# What you have to do
Identify every line in the records below that contains the word "TradingView", and reproduce each one.

# Rows
• • •

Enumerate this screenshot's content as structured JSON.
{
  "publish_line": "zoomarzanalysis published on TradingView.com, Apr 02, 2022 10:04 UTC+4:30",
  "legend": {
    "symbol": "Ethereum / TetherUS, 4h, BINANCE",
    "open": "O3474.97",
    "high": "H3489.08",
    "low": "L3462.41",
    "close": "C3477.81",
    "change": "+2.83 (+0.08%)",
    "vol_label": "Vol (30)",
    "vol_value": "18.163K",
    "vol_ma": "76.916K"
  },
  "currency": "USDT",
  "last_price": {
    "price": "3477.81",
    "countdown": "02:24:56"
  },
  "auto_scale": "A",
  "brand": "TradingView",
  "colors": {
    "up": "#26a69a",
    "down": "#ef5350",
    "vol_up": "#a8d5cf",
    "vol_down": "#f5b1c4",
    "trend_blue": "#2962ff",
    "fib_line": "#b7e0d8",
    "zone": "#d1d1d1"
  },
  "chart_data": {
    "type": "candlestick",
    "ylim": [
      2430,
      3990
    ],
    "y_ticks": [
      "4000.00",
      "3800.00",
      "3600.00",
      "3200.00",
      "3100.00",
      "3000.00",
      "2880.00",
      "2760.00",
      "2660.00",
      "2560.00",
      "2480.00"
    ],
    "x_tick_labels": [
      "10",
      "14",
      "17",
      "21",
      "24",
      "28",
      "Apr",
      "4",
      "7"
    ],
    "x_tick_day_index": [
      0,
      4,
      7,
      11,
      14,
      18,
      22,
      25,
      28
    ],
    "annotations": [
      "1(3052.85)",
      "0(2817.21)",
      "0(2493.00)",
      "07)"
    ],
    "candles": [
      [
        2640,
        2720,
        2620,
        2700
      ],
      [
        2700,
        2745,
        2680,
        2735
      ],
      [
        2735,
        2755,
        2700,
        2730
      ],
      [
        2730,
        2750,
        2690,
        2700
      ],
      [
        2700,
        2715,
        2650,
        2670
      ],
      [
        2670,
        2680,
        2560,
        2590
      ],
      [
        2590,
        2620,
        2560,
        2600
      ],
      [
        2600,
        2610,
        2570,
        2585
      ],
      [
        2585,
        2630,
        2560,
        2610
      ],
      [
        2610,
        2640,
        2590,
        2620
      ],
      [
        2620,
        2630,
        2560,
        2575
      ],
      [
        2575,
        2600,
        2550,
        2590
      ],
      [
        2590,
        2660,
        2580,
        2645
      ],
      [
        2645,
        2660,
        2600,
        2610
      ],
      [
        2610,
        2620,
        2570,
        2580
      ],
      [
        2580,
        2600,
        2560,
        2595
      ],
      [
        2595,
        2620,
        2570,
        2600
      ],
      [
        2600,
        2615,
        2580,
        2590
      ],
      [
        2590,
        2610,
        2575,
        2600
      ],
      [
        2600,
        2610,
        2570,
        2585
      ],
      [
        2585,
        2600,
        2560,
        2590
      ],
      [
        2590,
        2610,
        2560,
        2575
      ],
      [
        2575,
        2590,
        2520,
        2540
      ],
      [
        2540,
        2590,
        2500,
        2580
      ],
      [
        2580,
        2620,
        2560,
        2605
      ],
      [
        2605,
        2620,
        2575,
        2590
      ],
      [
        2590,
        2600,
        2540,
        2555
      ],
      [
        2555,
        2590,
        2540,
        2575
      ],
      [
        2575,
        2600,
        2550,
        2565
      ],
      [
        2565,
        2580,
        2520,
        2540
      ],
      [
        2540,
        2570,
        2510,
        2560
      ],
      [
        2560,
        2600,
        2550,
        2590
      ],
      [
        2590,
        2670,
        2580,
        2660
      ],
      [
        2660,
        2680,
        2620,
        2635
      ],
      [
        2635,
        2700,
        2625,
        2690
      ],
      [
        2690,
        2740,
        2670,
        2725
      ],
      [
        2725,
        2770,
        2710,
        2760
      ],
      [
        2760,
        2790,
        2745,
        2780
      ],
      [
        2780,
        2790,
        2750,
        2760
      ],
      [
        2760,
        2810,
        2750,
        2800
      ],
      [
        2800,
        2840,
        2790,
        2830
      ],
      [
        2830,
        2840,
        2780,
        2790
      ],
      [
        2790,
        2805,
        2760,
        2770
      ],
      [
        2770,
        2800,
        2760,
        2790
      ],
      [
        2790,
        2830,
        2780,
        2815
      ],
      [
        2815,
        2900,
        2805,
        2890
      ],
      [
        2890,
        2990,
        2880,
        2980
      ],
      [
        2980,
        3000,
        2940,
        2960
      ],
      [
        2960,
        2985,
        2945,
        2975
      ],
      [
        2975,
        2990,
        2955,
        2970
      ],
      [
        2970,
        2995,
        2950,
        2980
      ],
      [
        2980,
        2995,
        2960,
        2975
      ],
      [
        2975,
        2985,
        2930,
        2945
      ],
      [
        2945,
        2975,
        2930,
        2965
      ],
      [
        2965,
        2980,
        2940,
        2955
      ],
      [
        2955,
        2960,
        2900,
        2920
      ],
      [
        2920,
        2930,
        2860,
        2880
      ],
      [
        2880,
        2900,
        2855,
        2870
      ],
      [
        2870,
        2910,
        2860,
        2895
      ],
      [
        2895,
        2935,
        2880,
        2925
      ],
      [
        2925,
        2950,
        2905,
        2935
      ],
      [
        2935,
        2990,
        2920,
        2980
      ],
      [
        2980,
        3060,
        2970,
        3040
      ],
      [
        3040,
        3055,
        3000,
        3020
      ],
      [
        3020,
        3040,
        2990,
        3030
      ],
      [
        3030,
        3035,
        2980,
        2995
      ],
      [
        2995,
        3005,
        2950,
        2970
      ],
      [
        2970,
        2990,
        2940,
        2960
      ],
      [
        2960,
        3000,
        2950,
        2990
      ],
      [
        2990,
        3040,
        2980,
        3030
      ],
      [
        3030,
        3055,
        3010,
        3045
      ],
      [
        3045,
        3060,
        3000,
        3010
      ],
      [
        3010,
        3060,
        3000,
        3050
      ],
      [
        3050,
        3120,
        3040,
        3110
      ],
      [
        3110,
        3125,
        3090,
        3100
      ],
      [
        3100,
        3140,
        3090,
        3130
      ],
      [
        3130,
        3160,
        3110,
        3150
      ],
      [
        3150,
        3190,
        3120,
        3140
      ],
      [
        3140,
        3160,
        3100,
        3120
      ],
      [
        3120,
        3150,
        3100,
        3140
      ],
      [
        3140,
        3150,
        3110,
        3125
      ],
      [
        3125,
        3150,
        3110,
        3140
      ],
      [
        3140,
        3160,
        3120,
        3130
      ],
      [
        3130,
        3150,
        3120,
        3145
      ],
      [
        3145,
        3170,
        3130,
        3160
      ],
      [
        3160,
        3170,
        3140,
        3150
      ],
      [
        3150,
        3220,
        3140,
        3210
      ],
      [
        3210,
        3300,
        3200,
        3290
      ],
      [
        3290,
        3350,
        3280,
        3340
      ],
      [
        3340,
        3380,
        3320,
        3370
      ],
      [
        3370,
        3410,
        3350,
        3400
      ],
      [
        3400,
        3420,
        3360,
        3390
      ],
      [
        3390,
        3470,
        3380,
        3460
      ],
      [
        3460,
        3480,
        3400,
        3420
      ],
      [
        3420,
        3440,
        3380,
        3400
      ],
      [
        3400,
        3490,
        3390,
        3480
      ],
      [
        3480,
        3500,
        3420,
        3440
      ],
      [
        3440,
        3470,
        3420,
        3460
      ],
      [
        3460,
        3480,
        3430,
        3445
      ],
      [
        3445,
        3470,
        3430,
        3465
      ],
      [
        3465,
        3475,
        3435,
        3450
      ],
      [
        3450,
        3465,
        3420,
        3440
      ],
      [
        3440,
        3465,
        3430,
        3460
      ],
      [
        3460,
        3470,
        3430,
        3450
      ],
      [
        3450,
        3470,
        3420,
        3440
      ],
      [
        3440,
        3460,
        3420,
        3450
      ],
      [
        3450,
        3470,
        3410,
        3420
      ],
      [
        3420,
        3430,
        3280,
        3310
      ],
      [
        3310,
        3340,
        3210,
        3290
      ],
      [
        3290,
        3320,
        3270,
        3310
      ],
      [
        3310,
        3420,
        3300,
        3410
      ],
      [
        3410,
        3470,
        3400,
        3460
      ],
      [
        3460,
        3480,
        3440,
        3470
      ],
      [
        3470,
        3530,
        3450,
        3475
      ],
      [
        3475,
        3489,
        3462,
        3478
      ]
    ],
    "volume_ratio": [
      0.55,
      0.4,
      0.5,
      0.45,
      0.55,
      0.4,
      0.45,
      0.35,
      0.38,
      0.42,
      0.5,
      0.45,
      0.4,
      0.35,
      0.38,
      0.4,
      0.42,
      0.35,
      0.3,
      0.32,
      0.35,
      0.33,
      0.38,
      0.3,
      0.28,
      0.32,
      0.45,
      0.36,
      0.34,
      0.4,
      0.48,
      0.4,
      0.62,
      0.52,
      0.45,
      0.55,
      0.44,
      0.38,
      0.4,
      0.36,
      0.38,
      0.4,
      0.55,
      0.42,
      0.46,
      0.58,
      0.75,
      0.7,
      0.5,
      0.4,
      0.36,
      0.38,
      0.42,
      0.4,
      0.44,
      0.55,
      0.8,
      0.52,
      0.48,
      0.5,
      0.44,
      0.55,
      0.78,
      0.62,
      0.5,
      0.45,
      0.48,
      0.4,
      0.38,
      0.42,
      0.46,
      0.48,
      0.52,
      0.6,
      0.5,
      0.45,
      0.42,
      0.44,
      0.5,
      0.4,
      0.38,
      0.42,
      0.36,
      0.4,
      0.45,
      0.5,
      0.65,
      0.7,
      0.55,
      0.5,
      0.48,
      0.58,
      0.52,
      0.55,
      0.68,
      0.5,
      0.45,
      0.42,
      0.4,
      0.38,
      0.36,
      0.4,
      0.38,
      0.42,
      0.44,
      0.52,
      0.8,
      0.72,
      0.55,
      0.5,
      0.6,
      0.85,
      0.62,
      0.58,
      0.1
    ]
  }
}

• • •

# Exercise solution
  "publish_line": "zoomarzanalysis published on TradingView.com, Apr 02, 2022 10:04 UTC+4:30",
  "brand": "TradingView",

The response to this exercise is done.